Dataset
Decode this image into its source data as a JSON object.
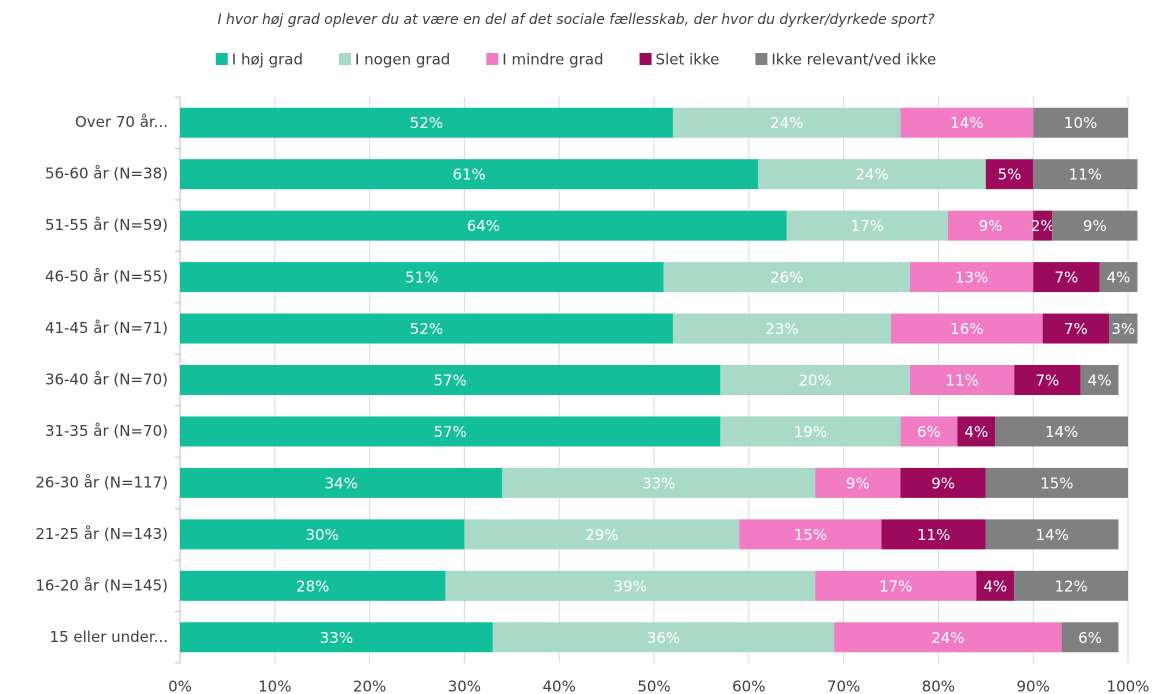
{
  "chart_data": {
    "type": "stacked-barh",
    "title": "I hvor høj grad oplever du at være en del af det sociale fællesskab, der hvor du dyrker/dyrkede sport?",
    "categories": [
      "Over 70 år...",
      "56-60 år (N=38)",
      "51-55 år (N=59)",
      "46-50 år (N=55)",
      "41-45 år (N=71)",
      "36-40 år (N=70)",
      "31-35 år (N=70)",
      "26-30 år (N=117)",
      "21-25 år (N=143)",
      "16-20 år (N=145)",
      "15 eller under..."
    ],
    "series": [
      {
        "name": "I høj grad",
        "color": "#13bf9b",
        "values": [
          52,
          61,
          64,
          51,
          52,
          57,
          57,
          34,
          30,
          28,
          33
        ],
        "value_labels": [
          "52%",
          "61%",
          "64%",
          "51%",
          "52%",
          "57%",
          "57%",
          "34%",
          "30%",
          "28%",
          "33%"
        ]
      },
      {
        "name": "I nogen grad",
        "color": "#a9dac7",
        "values": [
          24,
          24,
          17,
          26,
          23,
          20,
          19,
          33,
          29,
          39,
          36
        ],
        "value_labels": [
          "24%",
          "24%",
          "17%",
          "26%",
          "23%",
          "20%",
          "19%",
          "33%",
          "29%",
          "39%",
          "36%"
        ]
      },
      {
        "name": "I mindre grad",
        "color": "#f17cc4",
        "values": [
          14,
          null,
          9,
          13,
          16,
          11,
          6,
          9,
          15,
          17,
          24
        ],
        "value_labels": [
          "14%",
          null,
          "9%",
          "13%",
          "16%",
          "11%",
          "6%",
          "9%",
          "15%",
          "17%",
          "24%"
        ]
      },
      {
        "name": "Slet ikke",
        "color": "#9c0b5b",
        "values": [
          null,
          5,
          2,
          7,
          7,
          7,
          4,
          9,
          11,
          4,
          null
        ],
        "value_labels": [
          null,
          "5%",
          "2%",
          "7%",
          "7%",
          "7%",
          "4%",
          "9%",
          "11%",
          "4%",
          null
        ]
      },
      {
        "name": "Ikke relevant/ved ikke",
        "color": "#808080",
        "values": [
          10,
          11,
          9,
          4,
          3,
          4,
          14,
          15,
          14,
          12,
          6
        ],
        "value_labels": [
          "10%",
          "11%",
          "9%",
          "4%",
          "3%",
          "4%",
          "14%",
          "15%",
          "14%",
          "12%",
          "6%"
        ]
      }
    ],
    "xlim": [
      0,
      100
    ],
    "xticks": [
      {
        "value": 0,
        "label": "0%"
      },
      {
        "value": 10,
        "label": "10%"
      },
      {
        "value": 20,
        "label": "20%"
      },
      {
        "value": 30,
        "label": "30%"
      },
      {
        "value": 40,
        "label": "40%"
      },
      {
        "value": 50,
        "label": "50%"
      },
      {
        "value": 60,
        "label": "60%"
      },
      {
        "value": 70,
        "label": "70%"
      },
      {
        "value": 80,
        "label": "80%"
      },
      {
        "value": 90,
        "label": "90%"
      },
      {
        "value": 100,
        "label": "100%"
      }
    ],
    "grid": true,
    "legend": "top"
  }
}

Given task
List each line of the records that holds the string "grad".

Complete response
    "title": "I hvor høj grad oplever du at være en del af det sociale fællesskab, der hvor du dyrker/dyrkede sport?",
        "name": "I høj grad",
        "name": "I nogen grad",
        "name": "I mindre grad",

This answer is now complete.